- [Stored records]:
******************************
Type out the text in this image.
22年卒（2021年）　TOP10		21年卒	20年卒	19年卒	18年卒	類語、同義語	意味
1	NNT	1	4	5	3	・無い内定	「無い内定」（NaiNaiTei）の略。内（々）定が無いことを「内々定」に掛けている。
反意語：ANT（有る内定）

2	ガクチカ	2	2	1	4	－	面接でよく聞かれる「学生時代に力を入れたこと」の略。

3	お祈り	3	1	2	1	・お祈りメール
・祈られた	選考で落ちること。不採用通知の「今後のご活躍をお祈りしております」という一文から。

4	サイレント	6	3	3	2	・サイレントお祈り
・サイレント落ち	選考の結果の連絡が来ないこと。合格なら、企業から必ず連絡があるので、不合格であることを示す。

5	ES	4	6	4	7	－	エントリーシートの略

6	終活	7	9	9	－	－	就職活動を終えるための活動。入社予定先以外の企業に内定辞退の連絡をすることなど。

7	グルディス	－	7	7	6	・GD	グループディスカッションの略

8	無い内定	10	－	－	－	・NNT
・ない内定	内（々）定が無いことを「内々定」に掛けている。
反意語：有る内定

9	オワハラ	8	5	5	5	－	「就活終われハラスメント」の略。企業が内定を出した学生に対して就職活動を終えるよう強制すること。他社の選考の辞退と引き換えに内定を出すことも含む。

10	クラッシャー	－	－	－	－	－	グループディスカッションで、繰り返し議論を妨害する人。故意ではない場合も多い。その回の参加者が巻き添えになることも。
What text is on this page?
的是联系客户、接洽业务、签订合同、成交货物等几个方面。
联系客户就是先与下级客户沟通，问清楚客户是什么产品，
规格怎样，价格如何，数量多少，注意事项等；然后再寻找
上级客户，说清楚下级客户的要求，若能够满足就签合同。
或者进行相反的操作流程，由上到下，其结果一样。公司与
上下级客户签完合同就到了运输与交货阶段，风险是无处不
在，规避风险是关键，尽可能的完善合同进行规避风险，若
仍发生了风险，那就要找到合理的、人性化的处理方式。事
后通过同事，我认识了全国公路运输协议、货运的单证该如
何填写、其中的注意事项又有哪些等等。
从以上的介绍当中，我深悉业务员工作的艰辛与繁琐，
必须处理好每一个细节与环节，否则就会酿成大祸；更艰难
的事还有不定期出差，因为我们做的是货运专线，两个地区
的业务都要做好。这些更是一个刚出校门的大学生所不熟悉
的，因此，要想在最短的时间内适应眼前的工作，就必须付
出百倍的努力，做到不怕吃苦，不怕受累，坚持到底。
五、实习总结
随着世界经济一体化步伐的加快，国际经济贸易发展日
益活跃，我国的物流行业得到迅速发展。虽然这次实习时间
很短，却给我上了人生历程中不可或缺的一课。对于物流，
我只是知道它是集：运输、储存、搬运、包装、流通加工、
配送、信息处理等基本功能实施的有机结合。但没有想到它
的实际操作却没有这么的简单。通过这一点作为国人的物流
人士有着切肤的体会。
******************************
- [Requirements]: Print every record exactly as it was given.

- [Response for this exercise]:
Type out the text in this image.
22年卒（2021年）　TOP10		21年卒	20年卒	19年卒	18年卒	類語、同義語	意味
1	NNT	1	4	5	3	・無い内定	「無い内定」（NaiNaiTei）の略。内（々）定が無いことを「内々定」に掛けている。
反意語：ANT（有る内定）

2	ガクチカ	2	2	1	4	－	面接でよく聞かれる「学生時代に力を入れたこと」の略。

3	お祈り	3	1	2	1	・お祈りメール
・祈られた	選考で落ちること。不採用通知の「今後のご活躍をお祈りしております」という一文から。

4	サイレント	6	3	3	2	・サイレントお祈り
・サイレント落ち	選考の結果の連絡が来ないこと。合格なら、企業から必ず連絡があるので、不合格であることを示す。

5	ES	4	6	4	7	－	エントリーシートの略

6	終活	7	9	9	－	－	就職活動を終えるための活動。入社予定先以外の企業に内定辞退の連絡をすることなど。

7	グルディス	－	7	7	6	・GD	グループディスカッションの略

8	無い内定	10	－	－	－	・NNT
・ない内定	内（々）定が無いことを「内々定」に掛けている。
反意語：有る内定

9	オワハラ	8	5	5	5	－	「就活終われハラスメント」の略。企業が内定を出した学生に対して就職活動を終えるよう強制すること。他社の選考の辞退と引き換えに内定を出すことも含む。

10	クラッシャー	－	－	－	－	－	グループディスカッションで、繰り返し議論を妨害する人。故意ではない場合も多い。その回の参加者が巻き添えになることも。
What text is on this page?
的是联系客户、接洽业务、签订合同、成交货物等几个方面。
联系客户就是先与下级客户沟通，问清楚客户是什么产品，
规格怎样，价格如何，数量多少，注意事项等；然后再寻找
上级客户，说清楚下级客户的要求，若能够满足就签合同。
或者进行相反的操作流程，由上到下，其结果一样。公司与
上下级客户签完合同就到了运输与交货阶段，风险是无处不
在，规避风险是关键，尽可能的完善合同进行规避风险，若
仍发生了风险，那就要找到合理的、人性化的处理方式。事
后通过同事，我认识了全国公路运输协议、货运的单证该如
何填写、其中的注意事项又有哪些等等。
从以上的介绍当中，我深悉业务员工作的艰辛与繁琐，
必须处理好每一个细节与环节，否则就会酿成大祸；更艰难
的事还有不定期出差，因为我们做的是货运专线，两个地区
的业务都要做好。这些更是一个刚出校门的大学生所不熟悉
的，因此，要想在最短的时间内适应眼前的工作，就必须付
出百倍的努力，做到不怕吃苦，不怕受累，坚持到底。
五、实习总结
随着世界经济一体化步伐的加快，国际经济贸易发展日
益活跃，我国的物流行业得到迅速发展。虽然这次实习时间
很短，却给我上了人生历程中不可或缺的一课。对于物流，
我只是知道它是集：运输、储存、搬运、包装、流通加工、
配送、信息处理等基本功能实施的有机结合。但没有想到它
的实际操作却没有这么的简单。通过这一点作为国人的物流
人士有着切肤的体会。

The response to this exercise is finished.